(Dataset records)
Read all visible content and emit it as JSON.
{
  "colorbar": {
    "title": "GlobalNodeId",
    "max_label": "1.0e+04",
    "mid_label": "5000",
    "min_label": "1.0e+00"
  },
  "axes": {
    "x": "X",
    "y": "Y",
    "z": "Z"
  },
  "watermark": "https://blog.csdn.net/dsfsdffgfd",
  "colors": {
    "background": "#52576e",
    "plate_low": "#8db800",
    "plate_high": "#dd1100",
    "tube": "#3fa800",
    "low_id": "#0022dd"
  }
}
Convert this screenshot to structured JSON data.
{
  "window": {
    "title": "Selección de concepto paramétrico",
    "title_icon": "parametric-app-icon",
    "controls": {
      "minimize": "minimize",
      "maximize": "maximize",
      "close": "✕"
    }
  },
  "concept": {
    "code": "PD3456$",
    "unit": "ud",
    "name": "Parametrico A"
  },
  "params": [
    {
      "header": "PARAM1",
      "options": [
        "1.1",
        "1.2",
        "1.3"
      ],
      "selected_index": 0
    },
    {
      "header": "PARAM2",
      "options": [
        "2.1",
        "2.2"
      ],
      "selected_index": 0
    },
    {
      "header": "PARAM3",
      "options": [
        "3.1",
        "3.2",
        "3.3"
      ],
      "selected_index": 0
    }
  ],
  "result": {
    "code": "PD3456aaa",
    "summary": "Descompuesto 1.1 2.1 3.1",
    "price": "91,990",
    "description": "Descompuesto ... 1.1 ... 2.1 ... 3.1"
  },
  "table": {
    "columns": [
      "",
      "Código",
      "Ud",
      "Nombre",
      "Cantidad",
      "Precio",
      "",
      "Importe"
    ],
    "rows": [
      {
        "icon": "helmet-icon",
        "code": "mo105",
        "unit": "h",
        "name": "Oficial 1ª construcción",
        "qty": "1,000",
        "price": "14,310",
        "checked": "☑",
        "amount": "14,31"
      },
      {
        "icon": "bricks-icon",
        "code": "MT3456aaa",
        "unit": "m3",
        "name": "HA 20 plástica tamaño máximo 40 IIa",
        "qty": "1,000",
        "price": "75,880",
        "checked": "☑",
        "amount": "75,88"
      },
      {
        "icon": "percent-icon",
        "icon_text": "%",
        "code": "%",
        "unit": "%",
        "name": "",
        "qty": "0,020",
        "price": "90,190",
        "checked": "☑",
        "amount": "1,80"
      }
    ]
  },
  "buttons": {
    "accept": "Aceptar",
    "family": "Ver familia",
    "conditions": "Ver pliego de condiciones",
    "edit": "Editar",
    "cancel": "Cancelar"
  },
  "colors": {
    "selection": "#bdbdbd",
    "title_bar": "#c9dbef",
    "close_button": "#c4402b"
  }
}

PROBLEM TO WORK ON » Transcribe the material above word for word.

TASK RESULT »
Read all visible content and emit it as JSON.
{
  "colorbar": {
    "title": "GlobalNodeId",
    "max_label": "1.0e+04",
    "mid_label": "5000",
    "min_label": "1.0e+00"
  },
  "axes": {
    "x": "X",
    "y": "Y",
    "z": "Z"
  },
  "watermark": "https://blog.csdn.net/dsfsdffgfd",
  "colors": {
    "background": "#52576e",
    "plate_low": "#8db800",
    "plate_high": "#dd1100",
    "tube": "#3fa800",
    "low_id": "#0022dd"
  }
}
Convert this screenshot to structured JSON data.
{
  "window": {
    "title": "Selección de concepto paramétrico",
    "title_icon": "parametric-app-icon",
    "controls": {
      "minimize": "minimize",
      "maximize": "maximize",
      "close": "✕"
    }
  },
  "concept": {
    "code": "PD3456$",
    "unit": "ud",
    "name": "Parametrico A"
  },
  "params": [
    {
      "header": "PARAM1",
      "options": [
        "1.1",
        "1.2",
        "1.3"
      ],
      "selected_index": 0
    },
    {
      "header": "PARAM2",
      "options": [
        "2.1",
        "2.2"
      ],
      "selected_index": 0
    },
    {
      "header": "PARAM3",
      "options": [
        "3.1",
        "3.2",
        "3.3"
      ],
      "selected_index": 0
    }
  ],
  "result": {
    "code": "PD3456aaa",
    "summary": "Descompuesto 1.1 2.1 3.1",
    "price": "91,990",
    "description": "Descompuesto ... 1.1 ... 2.1 ... 3.1"
  },
  "table": {
    "columns": [
      "",
      "Código",
      "Ud",
      "Nombre",
      "Cantidad",
      "Precio",
      "",
      "Importe"
    ],
    "rows": [
      {
        "icon": "helmet-icon",
        "code": "mo105",
        "unit": "h",
        "name": "Oficial 1ª construcción",
        "qty": "1,000",
        "price": "14,310",
        "checked": "☑",
        "amount": "14,31"
      },
      {
        "icon": "bricks-icon",
        "code": "MT3456aaa",
        "unit": "m3",
        "name": "HA 20 plástica tamaño máximo 40 IIa",
        "qty": "1,000",
        "price": "75,880",
        "checked": "☑",
        "amount": "75,88"
      },
      {
        "icon": "percent-icon",
        "icon_text": "%",
        "code": "%",
        "unit": "%",
        "name": "",
        "qty": "0,020",
        "price": "90,190",
        "checked": "☑",
        "amount": "1,80"
      }
    ]
  },
  "buttons": {
    "accept": "Aceptar",
    "family": "Ver familia",
    "conditions": "Ver pliego de condiciones",
    "edit": "Editar",
    "cancel": "Cancelar"
  },
  "colors": {
    "selection": "#bdbdbd",
    "title_bar": "#c9dbef",
    "close_button": "#c4402b"
  }
}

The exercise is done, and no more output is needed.